Given request: List each line of the data that holds the string "triangle".

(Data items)
• • • • • • •
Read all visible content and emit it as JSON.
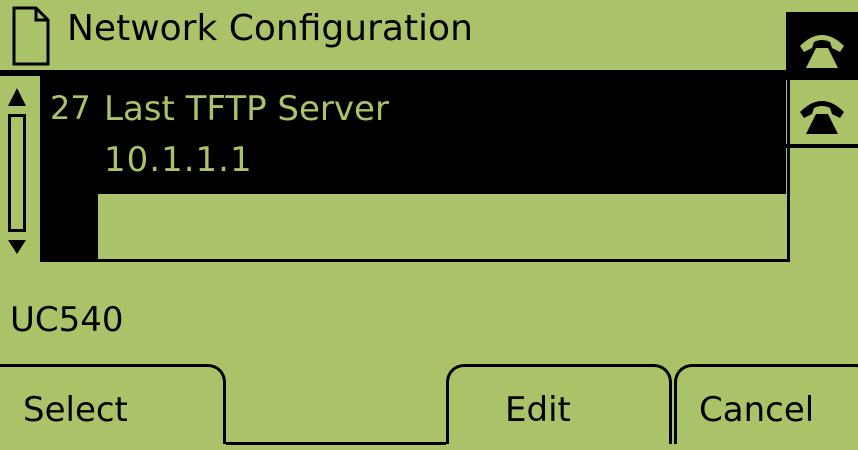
{
  "screen": {
    "title": "Network Configuration",
    "icons": {
      "document": "document-icon",
      "line1": "phone-handset-icon",
      "line2": "phone-handset-icon",
      "scroll_up": "triangle-up-icon",
      "scroll_down": "triangle-down-icon"
    }
  },
  "list": {
    "selected_item": {
      "index": "27",
      "label": "Last TFTP Server",
      "value": "10.1.1.1"
    }
  },
  "status": {
    "text": "UC540"
  },
  "softkeys": {
    "select": "Select",
    "edit": "Edit",
    "cancel": "Cancel"
  },
  "colors": {
    "lcd_background": "#aac369",
    "foreground": "#000000"
  }
}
• • • • • • •
Task answer:
      "scroll_up": "triangle-up-icon",
      "scroll_down": "triangle-down-icon"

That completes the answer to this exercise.